*Exercise objective*
Return a copy of each line that holds the string "against".
-- begin Provided information --
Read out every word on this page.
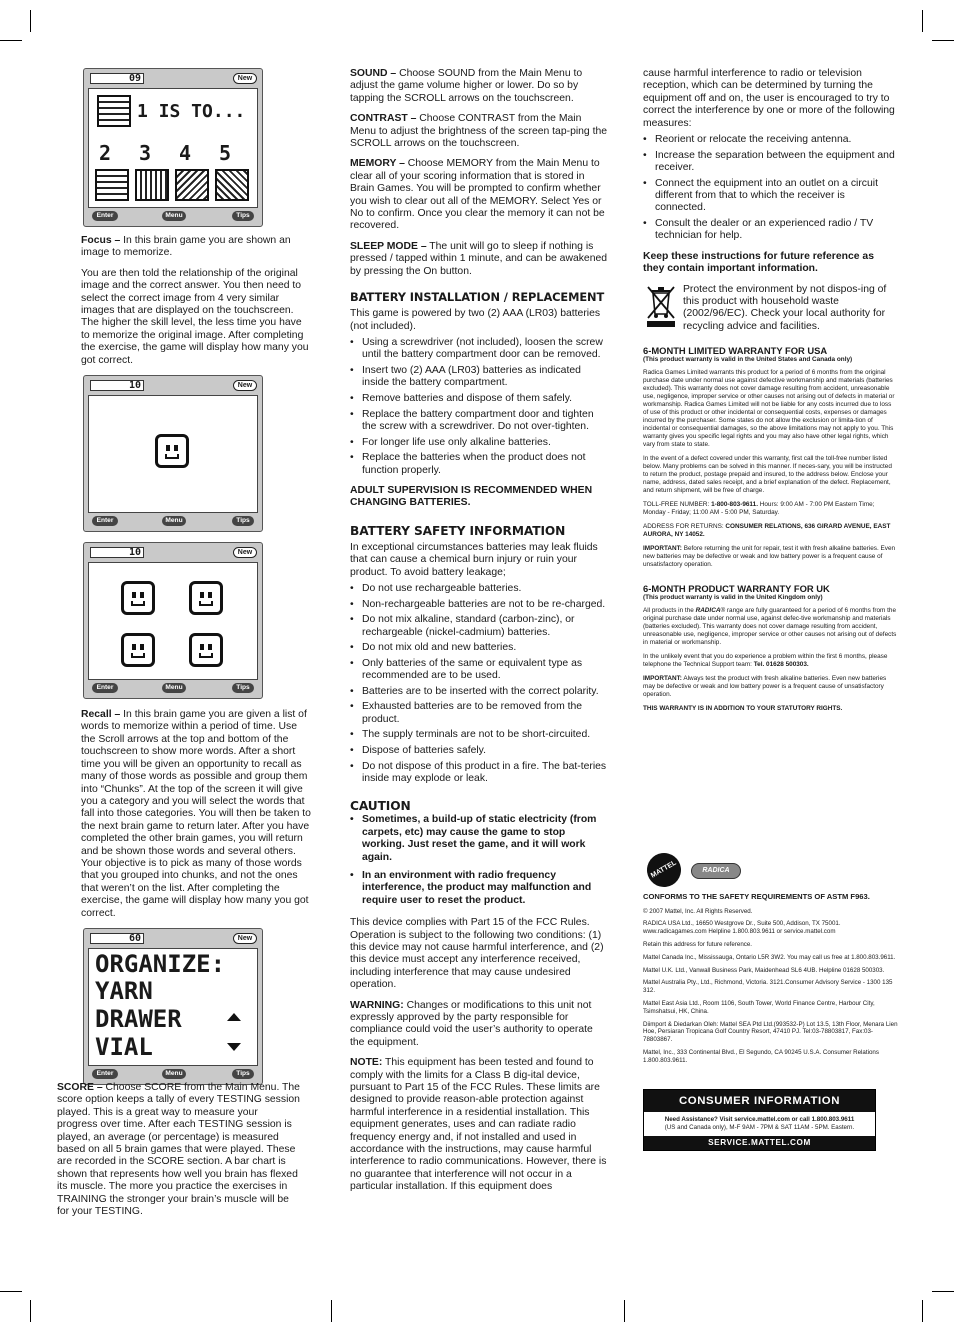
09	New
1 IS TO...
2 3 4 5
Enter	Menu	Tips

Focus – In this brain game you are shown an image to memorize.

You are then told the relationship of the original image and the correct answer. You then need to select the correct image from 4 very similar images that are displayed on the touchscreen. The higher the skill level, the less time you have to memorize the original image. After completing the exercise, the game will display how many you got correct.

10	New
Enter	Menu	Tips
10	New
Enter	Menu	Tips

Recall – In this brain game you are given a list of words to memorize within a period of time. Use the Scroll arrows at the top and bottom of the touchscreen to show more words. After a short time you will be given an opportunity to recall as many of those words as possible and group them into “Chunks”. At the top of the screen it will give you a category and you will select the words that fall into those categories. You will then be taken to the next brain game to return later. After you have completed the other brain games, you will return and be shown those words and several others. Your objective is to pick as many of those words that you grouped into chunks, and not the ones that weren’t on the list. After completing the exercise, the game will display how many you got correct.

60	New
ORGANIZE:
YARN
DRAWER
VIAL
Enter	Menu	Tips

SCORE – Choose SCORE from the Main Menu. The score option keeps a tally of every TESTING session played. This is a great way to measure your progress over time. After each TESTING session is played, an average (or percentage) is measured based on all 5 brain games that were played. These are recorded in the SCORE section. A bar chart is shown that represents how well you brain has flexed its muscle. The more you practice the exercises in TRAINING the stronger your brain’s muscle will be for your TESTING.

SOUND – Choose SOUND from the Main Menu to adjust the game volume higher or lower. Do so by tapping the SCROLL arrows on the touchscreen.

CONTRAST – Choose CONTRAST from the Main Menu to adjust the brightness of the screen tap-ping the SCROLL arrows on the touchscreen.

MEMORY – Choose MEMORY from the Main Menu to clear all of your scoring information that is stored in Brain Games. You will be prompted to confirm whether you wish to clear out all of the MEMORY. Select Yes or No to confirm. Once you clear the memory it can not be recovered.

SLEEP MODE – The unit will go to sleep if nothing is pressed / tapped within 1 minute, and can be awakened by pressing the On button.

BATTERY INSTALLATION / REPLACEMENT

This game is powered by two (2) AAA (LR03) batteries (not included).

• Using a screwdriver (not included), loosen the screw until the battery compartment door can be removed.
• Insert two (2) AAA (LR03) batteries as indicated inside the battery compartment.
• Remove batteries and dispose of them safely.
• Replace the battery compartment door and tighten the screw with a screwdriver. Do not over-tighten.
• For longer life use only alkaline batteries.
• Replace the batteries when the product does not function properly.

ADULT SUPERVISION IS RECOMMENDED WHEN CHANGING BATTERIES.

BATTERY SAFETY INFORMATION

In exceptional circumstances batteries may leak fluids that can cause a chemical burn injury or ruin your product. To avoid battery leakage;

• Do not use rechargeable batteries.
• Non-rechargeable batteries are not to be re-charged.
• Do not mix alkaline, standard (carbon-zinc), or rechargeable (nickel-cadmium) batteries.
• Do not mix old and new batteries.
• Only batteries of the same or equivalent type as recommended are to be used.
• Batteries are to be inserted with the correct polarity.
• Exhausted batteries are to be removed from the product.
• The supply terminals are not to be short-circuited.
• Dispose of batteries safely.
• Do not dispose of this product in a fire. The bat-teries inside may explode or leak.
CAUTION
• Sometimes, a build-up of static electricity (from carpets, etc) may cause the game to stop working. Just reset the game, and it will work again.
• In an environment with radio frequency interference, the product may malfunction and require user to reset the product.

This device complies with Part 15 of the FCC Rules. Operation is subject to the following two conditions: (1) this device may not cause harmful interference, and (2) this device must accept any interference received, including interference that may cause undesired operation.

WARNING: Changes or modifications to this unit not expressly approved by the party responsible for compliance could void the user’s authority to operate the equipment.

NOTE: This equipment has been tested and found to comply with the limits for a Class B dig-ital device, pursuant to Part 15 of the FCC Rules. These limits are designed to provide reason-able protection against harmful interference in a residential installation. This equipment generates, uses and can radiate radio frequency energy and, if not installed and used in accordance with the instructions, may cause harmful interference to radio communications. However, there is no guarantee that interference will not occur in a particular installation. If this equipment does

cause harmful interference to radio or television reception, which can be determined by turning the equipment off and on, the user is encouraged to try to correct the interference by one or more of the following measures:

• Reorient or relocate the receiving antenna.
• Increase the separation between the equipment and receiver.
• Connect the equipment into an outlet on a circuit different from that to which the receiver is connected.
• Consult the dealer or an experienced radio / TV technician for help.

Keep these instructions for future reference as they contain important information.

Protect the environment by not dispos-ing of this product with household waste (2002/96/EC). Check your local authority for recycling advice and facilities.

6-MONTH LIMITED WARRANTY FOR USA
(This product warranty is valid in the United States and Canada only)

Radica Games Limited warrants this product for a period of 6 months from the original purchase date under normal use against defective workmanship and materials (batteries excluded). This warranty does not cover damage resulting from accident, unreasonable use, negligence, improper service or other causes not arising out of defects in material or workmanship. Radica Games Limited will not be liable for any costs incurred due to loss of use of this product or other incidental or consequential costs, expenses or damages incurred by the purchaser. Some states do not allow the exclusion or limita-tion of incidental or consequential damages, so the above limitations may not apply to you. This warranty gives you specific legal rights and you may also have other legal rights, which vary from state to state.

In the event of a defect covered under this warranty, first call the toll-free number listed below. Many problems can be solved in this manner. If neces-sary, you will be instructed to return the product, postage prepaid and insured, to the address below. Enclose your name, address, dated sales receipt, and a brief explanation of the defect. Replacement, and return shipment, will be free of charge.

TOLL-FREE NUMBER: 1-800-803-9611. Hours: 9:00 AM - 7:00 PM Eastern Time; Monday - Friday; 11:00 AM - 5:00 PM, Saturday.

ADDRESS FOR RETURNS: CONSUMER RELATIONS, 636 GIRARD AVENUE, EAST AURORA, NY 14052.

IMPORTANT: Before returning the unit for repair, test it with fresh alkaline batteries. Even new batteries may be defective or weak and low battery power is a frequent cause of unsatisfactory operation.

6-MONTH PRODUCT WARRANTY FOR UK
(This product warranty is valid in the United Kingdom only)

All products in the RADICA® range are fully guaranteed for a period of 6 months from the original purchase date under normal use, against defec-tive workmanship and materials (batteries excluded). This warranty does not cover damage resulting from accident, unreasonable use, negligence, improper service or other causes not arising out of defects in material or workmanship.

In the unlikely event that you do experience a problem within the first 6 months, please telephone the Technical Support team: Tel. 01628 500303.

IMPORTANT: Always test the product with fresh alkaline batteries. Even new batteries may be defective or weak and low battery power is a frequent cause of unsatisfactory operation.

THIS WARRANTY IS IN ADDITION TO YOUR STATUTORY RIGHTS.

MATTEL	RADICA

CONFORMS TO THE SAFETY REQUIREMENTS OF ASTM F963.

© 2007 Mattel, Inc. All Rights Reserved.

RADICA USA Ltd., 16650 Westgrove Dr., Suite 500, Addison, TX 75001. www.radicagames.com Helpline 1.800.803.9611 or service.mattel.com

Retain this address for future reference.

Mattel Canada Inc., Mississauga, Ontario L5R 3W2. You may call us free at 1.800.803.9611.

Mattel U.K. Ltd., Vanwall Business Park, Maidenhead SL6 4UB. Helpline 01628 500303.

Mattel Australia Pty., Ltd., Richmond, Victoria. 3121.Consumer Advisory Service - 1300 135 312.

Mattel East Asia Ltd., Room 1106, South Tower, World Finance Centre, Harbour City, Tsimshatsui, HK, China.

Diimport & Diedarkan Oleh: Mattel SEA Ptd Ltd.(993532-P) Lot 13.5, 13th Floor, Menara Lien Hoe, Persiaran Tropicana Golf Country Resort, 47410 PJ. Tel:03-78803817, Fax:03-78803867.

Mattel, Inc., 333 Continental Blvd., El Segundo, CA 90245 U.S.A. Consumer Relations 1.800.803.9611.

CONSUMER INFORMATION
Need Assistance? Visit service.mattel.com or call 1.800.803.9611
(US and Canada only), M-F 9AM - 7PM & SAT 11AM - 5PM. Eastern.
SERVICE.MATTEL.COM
-- end Provided information --
*Worked answer*
NOTE: This equipment has been tested and found to comply with the limits for a Class B dig-ital device, pursuant to Part 15 of the FCC Rules. These limits are designed to provide reason-able protection against harmful interference in a residential installation. This equipment generates, uses and can radiate radio frequency energy and, if not installed and used in accordance with the instructions, may cause harmful interference to radio communications. However, there is no guarantee that interference will not occur in a particular installation. If this equipment does
Radica Games Limited warrants this product for a period of 6 months from the original purchase date under normal use against defective workmanship and materials (batteries excluded). This warranty does not cover damage resulting from accident, unreasonable use, negligence, improper service or other causes not arising out of defects in material or workmanship. Radica Games Limited will not be liable for any costs incurred due to loss of use of this product or other incidental or consequential costs, expenses or damages incurred by the purchaser. Some states do not allow the exclusion or limita-tion of incidental or consequential damages, so the above limitations may not apply to you. This warranty gives you specific legal rights and you may also have other legal rights, which vary from state to state.
All products in the RADICA® range are fully guaranteed for a period of 6 months from the original purchase date under normal use, against defec-tive workmanship and materials (batteries excluded). This warranty does not cover damage resulting from accident, unreasonable use, negligence, improper service or other causes not arising out of defects in material or workmanship.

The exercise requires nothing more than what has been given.